What you need to do:
All the data must come back unchanged, except that pictures are left out.

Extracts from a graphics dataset
###

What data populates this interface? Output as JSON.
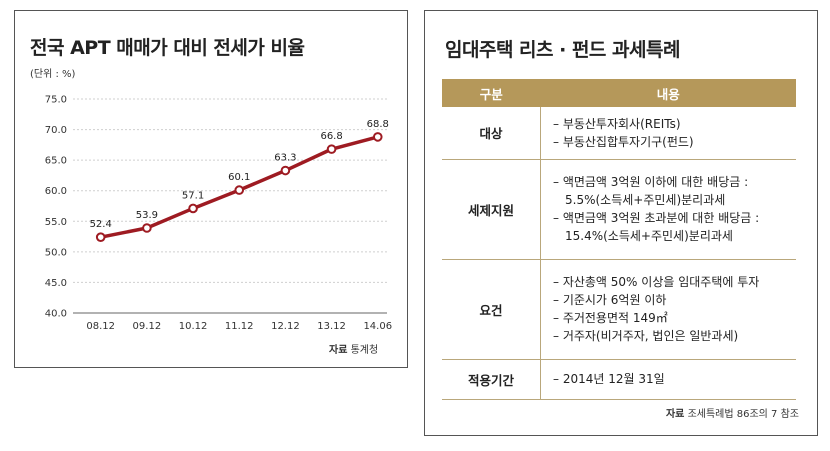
{
  "left": {
    "title": "전국 APT 매매가 대비 전세가 비율",
    "unit": "(단위 : %)",
    "source_label": "자료",
    "source_text": "통계청"
  },
  "chart_data": {
    "type": "line",
    "categories": [
      "08.12",
      "09.12",
      "10.12",
      "11.12",
      "12.12",
      "13.12",
      "14.06"
    ],
    "series": [
      {
        "values": [
          52.4,
          53.9,
          57.1,
          60.1,
          63.3,
          66.8,
          68.8
        ]
      }
    ],
    "ylim": [
      40.0,
      75.0
    ],
    "yticks": [
      "75.0",
      "70.0",
      "65.0",
      "60.0",
      "55.0",
      "50.0",
      "45.0",
      "40.0"
    ],
    "data_labels": [
      "52.4",
      "53.9",
      "57.1",
      "60.1",
      "63.3",
      "66.8",
      "68.8"
    ],
    "grid": true,
    "colors": {
      "line": "#9e1b22",
      "marker_fill": "#ffffff",
      "grid": "#cfcfcf"
    }
  },
  "right": {
    "title": "임대주택 리츠 · 펀드 과세특례",
    "header_category": "구분",
    "header_content": "내용",
    "rows": [
      {
        "category": "대상",
        "lines": [
          "– 부동산투자회사(REITs)",
          "– 부동산집합투자기구(펀드)"
        ]
      },
      {
        "category": "세제지원",
        "lines": [
          "– 액면금액 3억원 이하에 대한 배당금 :",
          "5.5%(소득세+주민세)분리과세",
          "– 액면금액 3억원 초과분에 대한 배당금 :",
          "15.4%(소득세+주민세)분리과세"
        ]
      },
      {
        "category": "요건",
        "lines": [
          "– 자산총액 50% 이상을 임대주택에 투자",
          "– 기준시가 6억원 이하",
          "– 주거전용면적 149㎡",
          "– 거주자(비거주자, 법인은 일반과세)"
        ]
      },
      {
        "category": "적용기간",
        "lines": [
          "– 2014년 12월 31일"
        ]
      }
    ],
    "source_label": "자료",
    "source_text": "조세특례법 86조의 7 참조",
    "colors": {
      "header_bg": "#b5985a",
      "rule": "#b9a77b"
    }
  }
}
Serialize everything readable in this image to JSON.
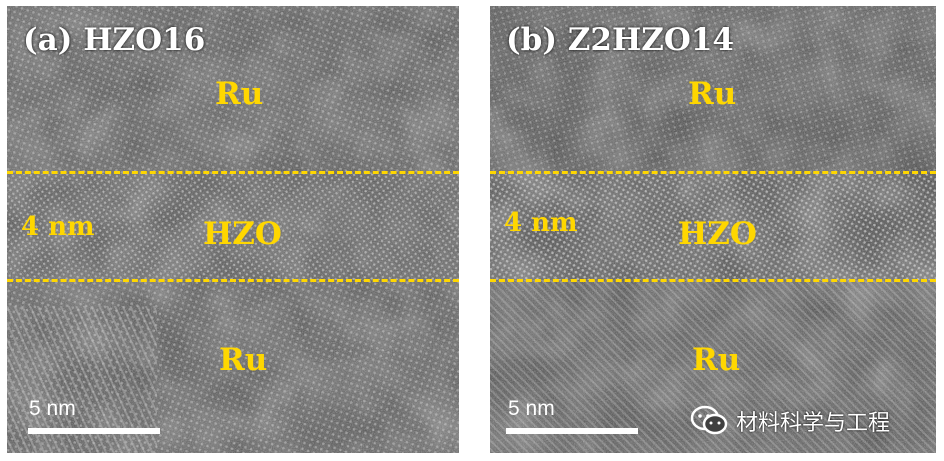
{
  "panels": [
    {
      "title": "(a) HZO16",
      "labels": {
        "top_layer": "Ru",
        "thickness": "4 nm",
        "middle_layer": "HZO",
        "bottom_layer": "Ru"
      },
      "scale_bar": "5 nm"
    },
    {
      "title": "(b) Z2HZO14",
      "labels": {
        "top_layer": "Ru",
        "thickness": "4 nm",
        "middle_layer": "HZO",
        "bottom_layer": "Ru"
      },
      "scale_bar": "5 nm"
    }
  ],
  "watermark": {
    "text": "材料科学与工程",
    "icon": "wechat-icon"
  },
  "colors": {
    "label": "#ffd700",
    "dashed_line": "#ffd700",
    "scale_bar": "#ffffff"
  }
}
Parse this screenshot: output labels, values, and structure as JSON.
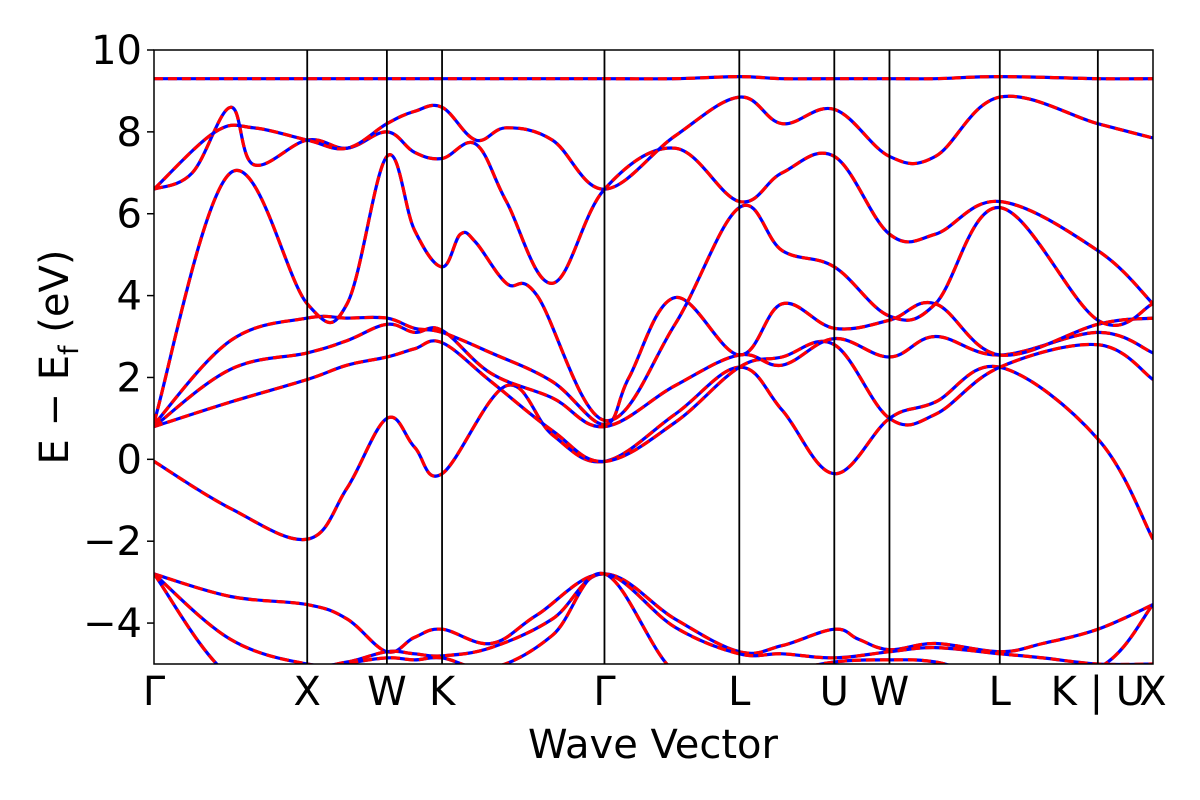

###

Response to this exercise:
What data populates this interface? Output as JSON.
{
  "left": {
    "title": "전국 APT 매매가 대비 전세가 비율",
    "unit": "(단위 : %)",
    "source_label": "자료",
    "source_text": "통계청"
  },
  "chart_data": {
    "type": "line",
    "categories": [
      "08.12",
      "09.12",
      "10.12",
      "11.12",
      "12.12",
      "13.12",
      "14.06"
    ],
    "series": [
      {
        "values": [
          52.4,
          53.9,
          57.1,
          60.1,
          63.3,
          66.8,
          68.8
        ]
      }
    ],
    "ylim": [
      40.0,
      75.0
    ],
    "yticks": [
      "75.0",
      "70.0",
      "65.0",
      "60.0",
      "55.0",
      "50.0",
      "45.0",
      "40.0"
    ],
    "data_labels": [
      "52.4",
      "53.9",
      "57.1",
      "60.1",
      "63.3",
      "66.8",
      "68.8"
    ],
    "grid": true,
    "colors": {
      "line": "#9e1b22",
      "marker_fill": "#ffffff",
      "grid": "#cfcfcf"
    }
  },
  "right": {
    "title": "임대주택 리츠 · 펀드 과세특례",
    "header_category": "구분",
    "header_content": "내용",
    "rows": [
      {
        "category": "대상",
        "lines": [
          "– 부동산투자회사(REITs)",
          "– 부동산집합투자기구(펀드)"
        ]
      },
      {
        "category": "세제지원",
        "lines": [
          "– 액면금액 3억원 이하에 대한 배당금 :",
          "5.5%(소득세+주민세)분리과세",
          "– 액면금액 3억원 초과분에 대한 배당금 :",
          "15.4%(소득세+주민세)분리과세"
        ]
      },
      {
        "category": "요건",
        "lines": [
          "– 자산총액 50% 이상을 임대주택에 투자",
          "– 기준시가 6억원 이하",
          "– 주거전용면적 149㎡",
          "– 거주자(비거주자, 법인은 일반과세)"
        ]
      },
      {
        "category": "적용기간",
        "lines": [
          "– 2014년 12월 31일"
        ]
      }
    ],
    "source_label": "자료",
    "source_text": "조세특례법 86조의 7 참조",
    "colors": {
      "header_bg": "#b5985a",
      "rule": "#b9a77b"
    }
  }
}
Serialize everything readable in this image to JSON.
{
  "panels": [
    {
      "title": "(a) HZO16",
      "labels": {
        "top_layer": "Ru",
        "thickness": "4 nm",
        "middle_layer": "HZO",
        "bottom_layer": "Ru"
      },
      "scale_bar": "5 nm"
    },
    {
      "title": "(b) Z2HZO14",
      "labels": {
        "top_layer": "Ru",
        "thickness": "4 nm",
        "middle_layer": "HZO",
        "bottom_layer": "Ru"
      },
      "scale_bar": "5 nm"
    }
  ],
  "watermark": {
    "text": "材料科学与工程",
    "icon": "wechat-icon"
  },
  "colors": {
    "label": "#ffd700",
    "dashed_line": "#ffd700",
    "scale_bar": "#ffffff"
  }
}
Parse this screenshot: output labels, values, and structure as JSON.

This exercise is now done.